> _Collected data entries_:
__________________________________________________
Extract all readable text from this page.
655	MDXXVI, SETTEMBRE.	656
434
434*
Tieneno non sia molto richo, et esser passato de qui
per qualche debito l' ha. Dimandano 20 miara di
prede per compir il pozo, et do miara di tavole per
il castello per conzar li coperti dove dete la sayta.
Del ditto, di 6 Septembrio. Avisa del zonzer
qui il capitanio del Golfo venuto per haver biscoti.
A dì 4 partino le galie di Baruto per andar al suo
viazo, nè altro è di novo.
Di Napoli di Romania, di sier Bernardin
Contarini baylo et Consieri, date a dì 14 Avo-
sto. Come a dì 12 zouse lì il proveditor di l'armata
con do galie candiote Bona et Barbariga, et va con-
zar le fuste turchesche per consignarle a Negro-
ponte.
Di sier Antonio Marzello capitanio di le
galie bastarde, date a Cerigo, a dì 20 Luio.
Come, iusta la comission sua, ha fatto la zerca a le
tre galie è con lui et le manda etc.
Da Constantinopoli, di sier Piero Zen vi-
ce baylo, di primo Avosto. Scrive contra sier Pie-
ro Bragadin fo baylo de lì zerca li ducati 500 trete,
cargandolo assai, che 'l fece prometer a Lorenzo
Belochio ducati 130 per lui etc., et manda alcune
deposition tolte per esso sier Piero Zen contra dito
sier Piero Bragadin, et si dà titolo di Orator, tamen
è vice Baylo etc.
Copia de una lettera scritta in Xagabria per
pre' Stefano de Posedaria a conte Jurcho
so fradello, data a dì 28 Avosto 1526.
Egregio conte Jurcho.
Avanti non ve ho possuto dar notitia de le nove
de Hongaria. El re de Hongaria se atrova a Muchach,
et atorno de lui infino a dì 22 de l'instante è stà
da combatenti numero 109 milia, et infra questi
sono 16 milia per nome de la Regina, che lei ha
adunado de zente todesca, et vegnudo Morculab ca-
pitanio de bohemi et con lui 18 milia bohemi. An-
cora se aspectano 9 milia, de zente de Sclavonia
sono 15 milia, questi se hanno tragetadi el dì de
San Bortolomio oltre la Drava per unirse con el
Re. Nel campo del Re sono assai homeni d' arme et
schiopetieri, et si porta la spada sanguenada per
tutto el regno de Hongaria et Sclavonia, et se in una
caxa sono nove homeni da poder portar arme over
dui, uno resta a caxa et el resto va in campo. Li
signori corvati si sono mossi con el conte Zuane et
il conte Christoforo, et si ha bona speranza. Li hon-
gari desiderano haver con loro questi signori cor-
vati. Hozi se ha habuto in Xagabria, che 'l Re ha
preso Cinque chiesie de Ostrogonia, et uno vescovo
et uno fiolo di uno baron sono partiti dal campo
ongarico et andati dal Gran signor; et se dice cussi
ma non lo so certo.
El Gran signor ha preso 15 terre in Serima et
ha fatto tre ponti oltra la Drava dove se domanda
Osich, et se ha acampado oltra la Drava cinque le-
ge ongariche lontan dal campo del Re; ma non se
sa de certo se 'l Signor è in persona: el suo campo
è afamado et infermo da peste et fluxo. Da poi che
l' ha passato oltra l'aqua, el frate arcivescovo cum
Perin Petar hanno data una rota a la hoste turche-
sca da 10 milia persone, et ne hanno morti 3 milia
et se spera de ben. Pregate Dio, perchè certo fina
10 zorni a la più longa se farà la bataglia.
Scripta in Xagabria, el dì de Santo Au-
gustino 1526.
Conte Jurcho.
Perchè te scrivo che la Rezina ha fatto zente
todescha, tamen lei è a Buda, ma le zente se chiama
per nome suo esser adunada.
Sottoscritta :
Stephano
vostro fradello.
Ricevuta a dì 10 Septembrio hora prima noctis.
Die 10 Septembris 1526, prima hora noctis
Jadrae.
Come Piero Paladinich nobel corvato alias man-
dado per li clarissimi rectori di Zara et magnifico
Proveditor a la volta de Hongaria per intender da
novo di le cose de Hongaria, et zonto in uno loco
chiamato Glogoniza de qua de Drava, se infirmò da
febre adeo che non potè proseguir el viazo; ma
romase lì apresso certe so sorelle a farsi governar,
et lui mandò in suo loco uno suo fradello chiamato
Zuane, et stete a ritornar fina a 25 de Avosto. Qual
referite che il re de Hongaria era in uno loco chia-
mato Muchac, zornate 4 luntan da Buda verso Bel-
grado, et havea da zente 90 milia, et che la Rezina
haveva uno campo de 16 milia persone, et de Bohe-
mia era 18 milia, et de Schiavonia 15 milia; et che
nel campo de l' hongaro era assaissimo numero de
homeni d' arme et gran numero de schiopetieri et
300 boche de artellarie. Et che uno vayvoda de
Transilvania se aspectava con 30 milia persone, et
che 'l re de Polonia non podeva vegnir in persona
__________________________________________________
> _TASK INSTRUCTIONS_: Which lines hold the word "nome"? Copy all of them.

> _TASK RESPONSE_:
sono 16 milia per nome de la Regina, che lei ha
per nome suo esser adunada.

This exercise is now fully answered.